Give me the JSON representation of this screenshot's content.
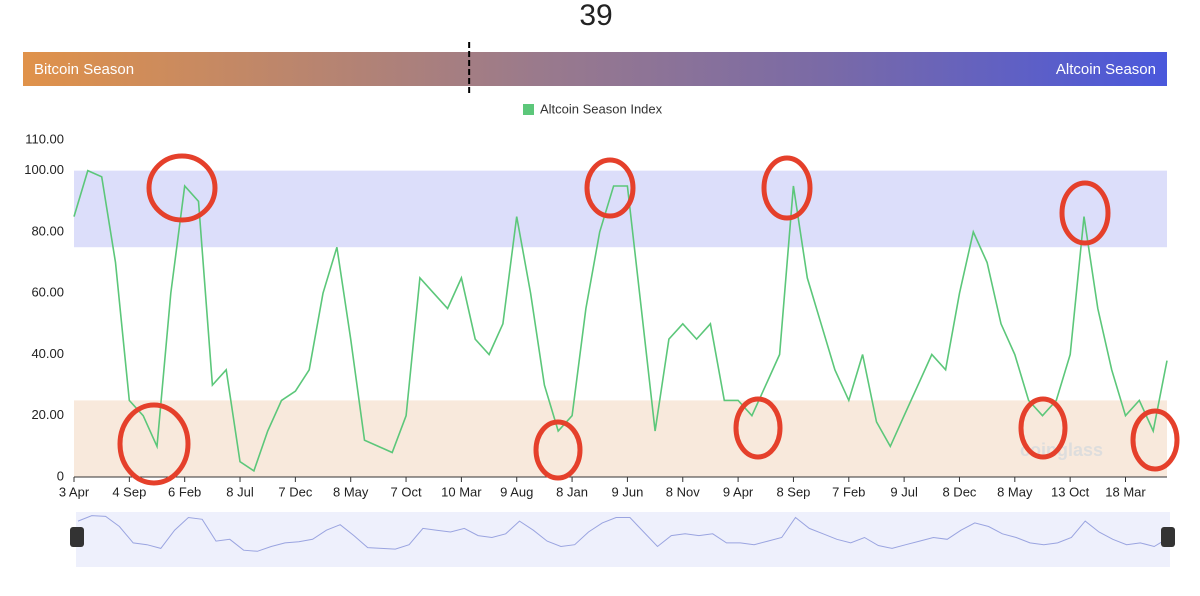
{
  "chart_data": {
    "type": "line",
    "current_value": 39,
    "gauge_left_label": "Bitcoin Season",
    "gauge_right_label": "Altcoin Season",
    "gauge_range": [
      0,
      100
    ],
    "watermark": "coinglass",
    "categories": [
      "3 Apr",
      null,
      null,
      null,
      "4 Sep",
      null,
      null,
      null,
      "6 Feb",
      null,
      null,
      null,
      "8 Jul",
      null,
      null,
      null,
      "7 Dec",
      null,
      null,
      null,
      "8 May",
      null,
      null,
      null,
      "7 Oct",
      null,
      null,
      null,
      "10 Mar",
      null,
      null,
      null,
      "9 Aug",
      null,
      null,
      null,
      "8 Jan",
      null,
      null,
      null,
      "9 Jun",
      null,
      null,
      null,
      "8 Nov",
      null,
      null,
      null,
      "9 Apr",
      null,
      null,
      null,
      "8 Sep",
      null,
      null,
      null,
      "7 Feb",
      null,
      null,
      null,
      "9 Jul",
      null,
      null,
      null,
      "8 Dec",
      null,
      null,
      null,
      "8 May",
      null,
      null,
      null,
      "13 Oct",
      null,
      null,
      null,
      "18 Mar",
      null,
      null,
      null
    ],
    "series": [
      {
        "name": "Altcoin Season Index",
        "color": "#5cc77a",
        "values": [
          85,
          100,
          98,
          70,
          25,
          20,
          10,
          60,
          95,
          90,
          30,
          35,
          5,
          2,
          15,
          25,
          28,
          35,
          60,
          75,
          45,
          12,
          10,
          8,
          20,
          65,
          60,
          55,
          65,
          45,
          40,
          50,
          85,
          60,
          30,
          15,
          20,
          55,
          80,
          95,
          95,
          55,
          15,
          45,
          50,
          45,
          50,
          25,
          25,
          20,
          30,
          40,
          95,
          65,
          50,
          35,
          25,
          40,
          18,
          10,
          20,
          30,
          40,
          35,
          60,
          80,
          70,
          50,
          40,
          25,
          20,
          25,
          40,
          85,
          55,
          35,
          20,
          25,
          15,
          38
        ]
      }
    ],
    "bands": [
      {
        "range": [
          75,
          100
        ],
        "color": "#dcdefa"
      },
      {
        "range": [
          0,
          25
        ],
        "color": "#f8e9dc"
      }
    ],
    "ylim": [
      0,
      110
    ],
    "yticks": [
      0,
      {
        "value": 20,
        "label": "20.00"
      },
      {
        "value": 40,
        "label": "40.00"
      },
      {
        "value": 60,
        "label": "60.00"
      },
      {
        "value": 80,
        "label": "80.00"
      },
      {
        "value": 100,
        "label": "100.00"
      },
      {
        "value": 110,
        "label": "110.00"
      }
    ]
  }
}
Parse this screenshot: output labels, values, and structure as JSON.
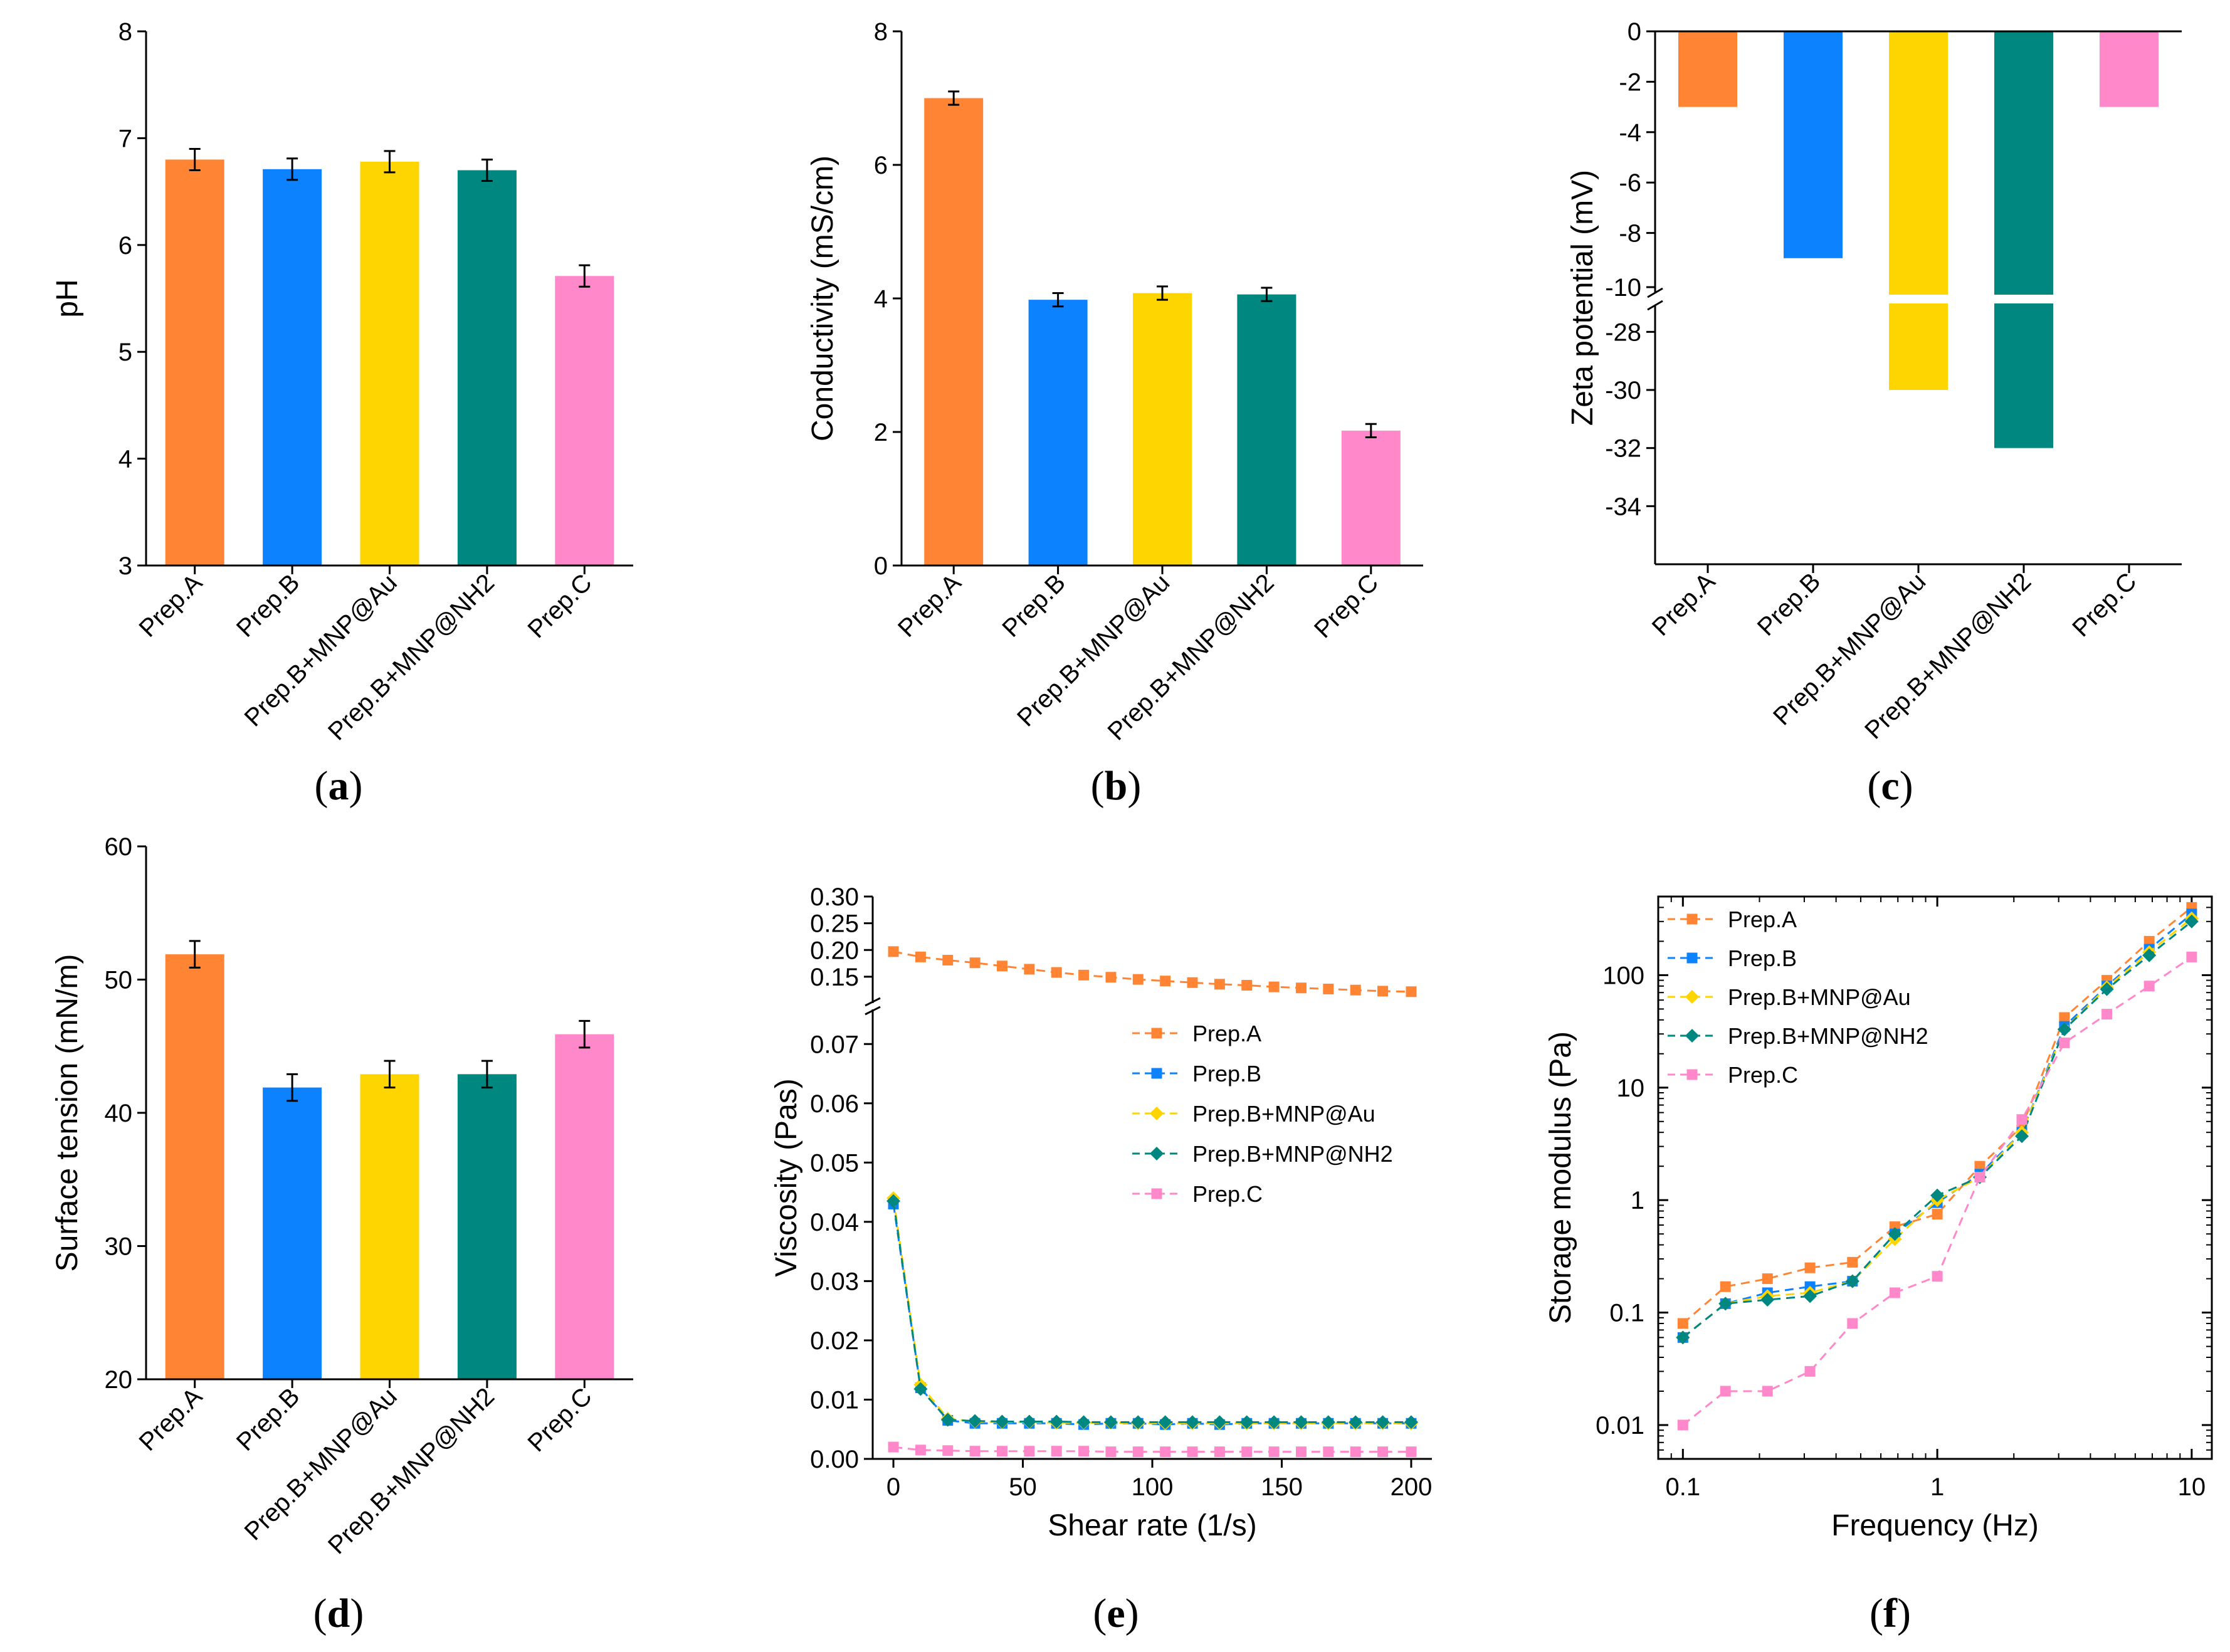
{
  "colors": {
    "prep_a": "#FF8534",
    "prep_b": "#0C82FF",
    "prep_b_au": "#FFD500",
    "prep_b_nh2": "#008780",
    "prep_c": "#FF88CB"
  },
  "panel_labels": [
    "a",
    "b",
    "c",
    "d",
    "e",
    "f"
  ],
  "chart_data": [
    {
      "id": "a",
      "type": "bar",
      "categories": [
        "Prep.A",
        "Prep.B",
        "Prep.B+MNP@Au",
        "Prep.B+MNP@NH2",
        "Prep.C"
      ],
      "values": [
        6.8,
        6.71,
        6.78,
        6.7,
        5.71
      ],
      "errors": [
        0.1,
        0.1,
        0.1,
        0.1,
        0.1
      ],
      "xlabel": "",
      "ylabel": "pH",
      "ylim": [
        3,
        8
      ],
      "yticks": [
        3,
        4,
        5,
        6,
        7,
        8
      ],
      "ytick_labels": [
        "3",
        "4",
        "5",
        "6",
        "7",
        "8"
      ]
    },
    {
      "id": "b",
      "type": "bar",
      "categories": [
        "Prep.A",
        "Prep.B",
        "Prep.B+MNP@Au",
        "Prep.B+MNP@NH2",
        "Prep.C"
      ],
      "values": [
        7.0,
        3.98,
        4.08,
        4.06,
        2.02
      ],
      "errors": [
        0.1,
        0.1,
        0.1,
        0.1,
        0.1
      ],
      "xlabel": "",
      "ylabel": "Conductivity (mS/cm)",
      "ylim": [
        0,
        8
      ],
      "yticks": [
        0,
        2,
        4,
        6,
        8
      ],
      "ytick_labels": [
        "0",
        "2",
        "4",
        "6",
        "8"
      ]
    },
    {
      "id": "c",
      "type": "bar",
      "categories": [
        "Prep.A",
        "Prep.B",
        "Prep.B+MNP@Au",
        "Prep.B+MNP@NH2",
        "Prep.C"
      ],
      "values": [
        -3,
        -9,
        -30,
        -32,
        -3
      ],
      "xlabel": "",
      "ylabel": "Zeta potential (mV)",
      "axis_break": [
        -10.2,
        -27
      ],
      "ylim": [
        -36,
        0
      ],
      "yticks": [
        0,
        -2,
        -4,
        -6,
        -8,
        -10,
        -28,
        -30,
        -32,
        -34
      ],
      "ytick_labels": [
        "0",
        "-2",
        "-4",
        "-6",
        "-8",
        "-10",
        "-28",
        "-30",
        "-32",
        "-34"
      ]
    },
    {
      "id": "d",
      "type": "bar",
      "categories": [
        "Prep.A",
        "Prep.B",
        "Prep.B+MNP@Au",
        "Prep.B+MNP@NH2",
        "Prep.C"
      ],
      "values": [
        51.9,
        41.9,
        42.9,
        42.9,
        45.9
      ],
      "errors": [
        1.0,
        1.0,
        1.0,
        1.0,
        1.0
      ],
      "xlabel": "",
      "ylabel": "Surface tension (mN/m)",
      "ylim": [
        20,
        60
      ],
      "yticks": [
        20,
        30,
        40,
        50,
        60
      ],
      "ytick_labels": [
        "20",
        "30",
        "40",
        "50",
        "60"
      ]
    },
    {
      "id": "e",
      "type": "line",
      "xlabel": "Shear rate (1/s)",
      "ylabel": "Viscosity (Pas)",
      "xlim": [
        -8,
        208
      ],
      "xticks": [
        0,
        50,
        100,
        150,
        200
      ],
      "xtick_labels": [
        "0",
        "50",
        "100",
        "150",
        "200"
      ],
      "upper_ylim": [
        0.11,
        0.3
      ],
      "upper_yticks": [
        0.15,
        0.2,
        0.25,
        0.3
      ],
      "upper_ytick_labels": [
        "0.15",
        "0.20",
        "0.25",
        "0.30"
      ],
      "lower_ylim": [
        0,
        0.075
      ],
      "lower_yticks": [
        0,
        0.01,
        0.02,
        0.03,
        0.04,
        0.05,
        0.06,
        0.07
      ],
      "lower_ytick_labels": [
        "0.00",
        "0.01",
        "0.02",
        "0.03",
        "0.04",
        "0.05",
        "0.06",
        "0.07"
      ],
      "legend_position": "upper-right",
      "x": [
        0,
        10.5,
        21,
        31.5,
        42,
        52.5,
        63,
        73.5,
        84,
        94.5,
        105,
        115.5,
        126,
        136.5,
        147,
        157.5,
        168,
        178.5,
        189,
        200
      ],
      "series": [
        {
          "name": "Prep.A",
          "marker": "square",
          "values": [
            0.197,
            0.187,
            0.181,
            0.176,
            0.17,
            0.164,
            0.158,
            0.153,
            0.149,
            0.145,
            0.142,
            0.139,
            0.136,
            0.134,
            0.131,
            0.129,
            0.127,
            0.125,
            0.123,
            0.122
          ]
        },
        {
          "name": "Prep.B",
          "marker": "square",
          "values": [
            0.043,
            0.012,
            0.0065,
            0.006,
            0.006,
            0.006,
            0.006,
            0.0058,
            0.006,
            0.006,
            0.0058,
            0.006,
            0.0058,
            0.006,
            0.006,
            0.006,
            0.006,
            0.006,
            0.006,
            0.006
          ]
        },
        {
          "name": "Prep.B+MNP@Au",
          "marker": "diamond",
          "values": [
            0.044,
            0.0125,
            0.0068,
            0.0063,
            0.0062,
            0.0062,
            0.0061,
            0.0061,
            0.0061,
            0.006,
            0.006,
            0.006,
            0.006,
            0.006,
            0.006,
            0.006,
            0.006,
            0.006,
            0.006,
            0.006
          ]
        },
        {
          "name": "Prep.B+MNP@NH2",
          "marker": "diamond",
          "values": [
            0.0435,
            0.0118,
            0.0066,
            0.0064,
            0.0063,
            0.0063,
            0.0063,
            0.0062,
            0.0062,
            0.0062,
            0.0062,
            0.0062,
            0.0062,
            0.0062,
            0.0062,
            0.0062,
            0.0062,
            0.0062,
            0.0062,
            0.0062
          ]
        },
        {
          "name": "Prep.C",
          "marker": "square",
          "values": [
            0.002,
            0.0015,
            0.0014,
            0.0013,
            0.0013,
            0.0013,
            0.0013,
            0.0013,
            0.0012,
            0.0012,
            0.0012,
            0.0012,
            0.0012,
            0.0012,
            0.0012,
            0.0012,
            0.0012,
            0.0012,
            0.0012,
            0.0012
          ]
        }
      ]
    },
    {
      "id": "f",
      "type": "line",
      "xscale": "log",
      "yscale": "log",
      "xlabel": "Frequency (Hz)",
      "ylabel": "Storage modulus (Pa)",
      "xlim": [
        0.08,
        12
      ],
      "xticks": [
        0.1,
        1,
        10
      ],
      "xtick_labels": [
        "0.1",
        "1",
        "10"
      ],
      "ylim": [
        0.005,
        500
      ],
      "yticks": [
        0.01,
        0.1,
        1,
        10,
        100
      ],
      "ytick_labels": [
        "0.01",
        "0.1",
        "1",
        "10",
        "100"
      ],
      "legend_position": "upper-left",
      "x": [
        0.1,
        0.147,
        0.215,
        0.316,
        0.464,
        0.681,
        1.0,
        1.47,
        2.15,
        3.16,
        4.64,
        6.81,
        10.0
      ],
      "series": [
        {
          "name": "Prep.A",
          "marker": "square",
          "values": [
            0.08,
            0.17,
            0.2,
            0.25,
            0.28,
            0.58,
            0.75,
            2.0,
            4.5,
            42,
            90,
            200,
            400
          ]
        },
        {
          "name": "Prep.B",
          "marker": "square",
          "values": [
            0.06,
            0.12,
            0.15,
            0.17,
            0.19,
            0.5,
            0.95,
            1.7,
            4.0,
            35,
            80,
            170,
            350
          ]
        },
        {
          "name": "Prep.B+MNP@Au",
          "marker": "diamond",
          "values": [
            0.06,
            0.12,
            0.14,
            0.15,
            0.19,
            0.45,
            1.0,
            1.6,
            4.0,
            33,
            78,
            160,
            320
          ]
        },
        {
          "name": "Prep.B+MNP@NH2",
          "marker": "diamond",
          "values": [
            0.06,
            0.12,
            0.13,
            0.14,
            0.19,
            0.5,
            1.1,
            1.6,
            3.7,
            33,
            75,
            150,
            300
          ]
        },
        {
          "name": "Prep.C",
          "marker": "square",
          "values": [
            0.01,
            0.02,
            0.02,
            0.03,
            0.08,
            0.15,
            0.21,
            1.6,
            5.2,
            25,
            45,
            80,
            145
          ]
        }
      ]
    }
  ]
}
========================================================================
▸ **Task requirements**
In the entries above, find lines with "ylabel" and copy each.

▸ **Response for this exercise**
      "ylabel": "pH",
      "ylabel": "Conductivity (mS/cm)",
      "ylabel": "Zeta potential (mV)",
      "ylabel": "Surface tension (mN/m)",
      "ylabel": "Viscosity (Pas)",
      "ylabel": "Storage modulus (Pa)",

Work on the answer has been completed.